The request: Gather every line of the entries that includes the word "text".

Figure contents as structured data:
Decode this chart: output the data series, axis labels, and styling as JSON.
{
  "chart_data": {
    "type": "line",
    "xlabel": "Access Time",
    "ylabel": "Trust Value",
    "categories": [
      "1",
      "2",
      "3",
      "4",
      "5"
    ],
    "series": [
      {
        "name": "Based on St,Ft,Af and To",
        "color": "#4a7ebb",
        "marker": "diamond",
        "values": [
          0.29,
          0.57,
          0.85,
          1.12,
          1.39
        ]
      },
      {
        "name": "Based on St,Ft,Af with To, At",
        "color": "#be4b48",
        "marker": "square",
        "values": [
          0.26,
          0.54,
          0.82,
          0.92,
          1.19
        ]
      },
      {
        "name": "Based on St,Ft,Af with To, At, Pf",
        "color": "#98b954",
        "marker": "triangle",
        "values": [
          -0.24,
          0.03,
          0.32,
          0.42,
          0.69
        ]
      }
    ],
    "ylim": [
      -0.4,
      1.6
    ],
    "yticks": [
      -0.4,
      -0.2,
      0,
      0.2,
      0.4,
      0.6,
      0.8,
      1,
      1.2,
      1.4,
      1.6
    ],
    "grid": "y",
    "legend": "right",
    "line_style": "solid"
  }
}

==

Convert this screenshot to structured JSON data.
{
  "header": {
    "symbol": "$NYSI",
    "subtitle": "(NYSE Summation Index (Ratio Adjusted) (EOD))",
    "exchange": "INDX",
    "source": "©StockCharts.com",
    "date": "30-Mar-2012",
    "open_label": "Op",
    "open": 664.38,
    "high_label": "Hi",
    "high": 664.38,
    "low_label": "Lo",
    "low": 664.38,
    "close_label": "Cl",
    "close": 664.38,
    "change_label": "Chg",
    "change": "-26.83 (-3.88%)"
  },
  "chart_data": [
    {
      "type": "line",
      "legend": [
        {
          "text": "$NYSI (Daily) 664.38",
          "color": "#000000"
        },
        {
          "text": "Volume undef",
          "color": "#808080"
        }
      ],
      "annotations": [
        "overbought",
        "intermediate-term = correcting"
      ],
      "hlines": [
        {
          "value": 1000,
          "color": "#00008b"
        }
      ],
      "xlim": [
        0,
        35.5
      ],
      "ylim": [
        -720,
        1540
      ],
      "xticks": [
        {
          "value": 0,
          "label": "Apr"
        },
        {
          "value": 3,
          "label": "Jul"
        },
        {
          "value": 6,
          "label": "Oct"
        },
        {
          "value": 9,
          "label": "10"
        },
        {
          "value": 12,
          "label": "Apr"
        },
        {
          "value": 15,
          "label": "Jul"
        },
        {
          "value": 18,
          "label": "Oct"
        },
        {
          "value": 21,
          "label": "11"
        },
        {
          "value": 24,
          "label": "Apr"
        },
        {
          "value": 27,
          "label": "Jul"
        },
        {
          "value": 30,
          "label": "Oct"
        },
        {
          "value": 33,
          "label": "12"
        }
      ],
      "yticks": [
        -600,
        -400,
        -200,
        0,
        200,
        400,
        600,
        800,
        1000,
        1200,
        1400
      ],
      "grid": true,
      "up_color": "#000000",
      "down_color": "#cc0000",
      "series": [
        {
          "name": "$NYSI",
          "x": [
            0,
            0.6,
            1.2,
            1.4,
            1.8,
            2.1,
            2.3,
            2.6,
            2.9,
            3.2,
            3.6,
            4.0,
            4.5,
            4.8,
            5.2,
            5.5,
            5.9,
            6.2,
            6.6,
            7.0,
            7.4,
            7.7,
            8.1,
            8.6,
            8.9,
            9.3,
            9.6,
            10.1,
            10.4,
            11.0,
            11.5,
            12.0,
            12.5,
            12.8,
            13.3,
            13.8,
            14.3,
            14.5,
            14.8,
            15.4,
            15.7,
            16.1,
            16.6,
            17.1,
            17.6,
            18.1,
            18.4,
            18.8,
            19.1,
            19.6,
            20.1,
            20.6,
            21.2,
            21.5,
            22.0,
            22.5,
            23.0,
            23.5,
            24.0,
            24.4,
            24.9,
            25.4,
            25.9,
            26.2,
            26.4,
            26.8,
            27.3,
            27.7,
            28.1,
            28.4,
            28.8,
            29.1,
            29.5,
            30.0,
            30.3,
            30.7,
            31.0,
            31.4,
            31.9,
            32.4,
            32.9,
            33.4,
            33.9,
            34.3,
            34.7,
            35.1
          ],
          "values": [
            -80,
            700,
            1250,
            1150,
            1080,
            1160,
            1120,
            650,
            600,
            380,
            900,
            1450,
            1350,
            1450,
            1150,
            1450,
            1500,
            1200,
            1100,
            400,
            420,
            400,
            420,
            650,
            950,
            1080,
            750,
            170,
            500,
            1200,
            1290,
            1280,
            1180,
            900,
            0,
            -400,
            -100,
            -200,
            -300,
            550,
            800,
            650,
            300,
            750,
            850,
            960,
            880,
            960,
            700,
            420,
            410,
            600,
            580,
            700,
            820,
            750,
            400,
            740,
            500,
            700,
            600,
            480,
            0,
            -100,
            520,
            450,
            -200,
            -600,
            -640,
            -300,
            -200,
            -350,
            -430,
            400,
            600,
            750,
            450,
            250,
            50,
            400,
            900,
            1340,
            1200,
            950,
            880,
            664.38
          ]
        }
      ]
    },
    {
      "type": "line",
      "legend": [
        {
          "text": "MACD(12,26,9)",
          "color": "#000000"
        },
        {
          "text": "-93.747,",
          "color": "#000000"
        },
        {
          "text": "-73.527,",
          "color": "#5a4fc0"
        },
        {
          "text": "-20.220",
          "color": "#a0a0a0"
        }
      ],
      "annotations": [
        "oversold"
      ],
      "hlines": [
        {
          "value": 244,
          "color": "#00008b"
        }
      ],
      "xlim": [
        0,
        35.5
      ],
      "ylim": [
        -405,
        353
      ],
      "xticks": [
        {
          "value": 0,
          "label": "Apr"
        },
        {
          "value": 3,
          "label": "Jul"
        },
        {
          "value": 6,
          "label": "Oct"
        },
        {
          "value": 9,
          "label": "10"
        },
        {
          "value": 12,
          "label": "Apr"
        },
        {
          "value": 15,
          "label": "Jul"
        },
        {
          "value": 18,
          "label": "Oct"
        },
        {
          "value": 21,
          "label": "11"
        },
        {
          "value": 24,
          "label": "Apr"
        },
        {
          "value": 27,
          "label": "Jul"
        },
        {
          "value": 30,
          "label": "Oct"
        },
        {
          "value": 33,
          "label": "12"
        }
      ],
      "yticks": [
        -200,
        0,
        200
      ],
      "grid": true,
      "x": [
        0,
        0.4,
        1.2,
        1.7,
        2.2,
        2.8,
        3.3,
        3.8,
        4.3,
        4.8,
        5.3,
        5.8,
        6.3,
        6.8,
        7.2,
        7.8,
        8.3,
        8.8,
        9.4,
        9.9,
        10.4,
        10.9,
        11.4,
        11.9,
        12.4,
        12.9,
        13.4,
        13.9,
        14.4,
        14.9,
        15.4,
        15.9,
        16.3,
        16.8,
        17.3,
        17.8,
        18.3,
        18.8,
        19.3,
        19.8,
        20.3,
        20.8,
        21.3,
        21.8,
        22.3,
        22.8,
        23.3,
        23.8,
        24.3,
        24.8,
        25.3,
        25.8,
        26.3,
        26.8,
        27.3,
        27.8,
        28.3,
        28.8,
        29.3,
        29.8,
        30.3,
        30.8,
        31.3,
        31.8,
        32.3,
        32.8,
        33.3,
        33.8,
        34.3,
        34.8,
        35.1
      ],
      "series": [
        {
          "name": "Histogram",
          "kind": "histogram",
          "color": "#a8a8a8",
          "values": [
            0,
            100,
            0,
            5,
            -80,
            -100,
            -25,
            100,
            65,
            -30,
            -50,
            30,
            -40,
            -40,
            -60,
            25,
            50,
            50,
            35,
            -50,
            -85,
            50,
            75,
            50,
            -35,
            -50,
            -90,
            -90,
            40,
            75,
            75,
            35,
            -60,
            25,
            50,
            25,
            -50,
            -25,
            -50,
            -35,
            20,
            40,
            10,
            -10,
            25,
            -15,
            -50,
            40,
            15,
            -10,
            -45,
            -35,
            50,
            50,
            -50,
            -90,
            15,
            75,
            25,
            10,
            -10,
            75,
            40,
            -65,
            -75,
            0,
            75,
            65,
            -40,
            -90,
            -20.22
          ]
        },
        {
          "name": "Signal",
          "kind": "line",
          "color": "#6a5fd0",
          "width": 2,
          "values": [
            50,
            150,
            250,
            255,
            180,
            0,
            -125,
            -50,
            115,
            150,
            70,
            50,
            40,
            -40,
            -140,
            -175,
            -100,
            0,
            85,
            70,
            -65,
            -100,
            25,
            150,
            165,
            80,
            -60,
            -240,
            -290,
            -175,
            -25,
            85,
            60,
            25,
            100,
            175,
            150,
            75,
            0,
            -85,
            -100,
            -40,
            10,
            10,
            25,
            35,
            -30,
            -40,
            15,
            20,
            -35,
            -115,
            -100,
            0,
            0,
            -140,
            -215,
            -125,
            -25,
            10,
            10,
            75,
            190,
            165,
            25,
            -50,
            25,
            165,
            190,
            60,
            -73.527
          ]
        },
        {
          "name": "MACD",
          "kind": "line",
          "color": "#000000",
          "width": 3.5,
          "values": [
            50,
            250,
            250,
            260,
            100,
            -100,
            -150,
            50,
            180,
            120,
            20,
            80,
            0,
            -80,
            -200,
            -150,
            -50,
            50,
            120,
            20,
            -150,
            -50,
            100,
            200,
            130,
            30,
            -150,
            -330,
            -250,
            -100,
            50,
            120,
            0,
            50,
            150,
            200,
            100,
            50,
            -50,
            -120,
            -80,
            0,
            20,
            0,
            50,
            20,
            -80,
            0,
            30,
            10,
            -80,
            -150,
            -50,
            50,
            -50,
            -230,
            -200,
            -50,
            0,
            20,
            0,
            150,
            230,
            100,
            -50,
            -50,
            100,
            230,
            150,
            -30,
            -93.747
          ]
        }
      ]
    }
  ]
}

Reply to the task:
          "text": "$NYSI (Daily) 664.38",
          "text": "Volume undef",
          "text": "MACD(12,26,9)",
          "text": "-93.747,",
          "text": "-73.527,",
          "text": "-20.220",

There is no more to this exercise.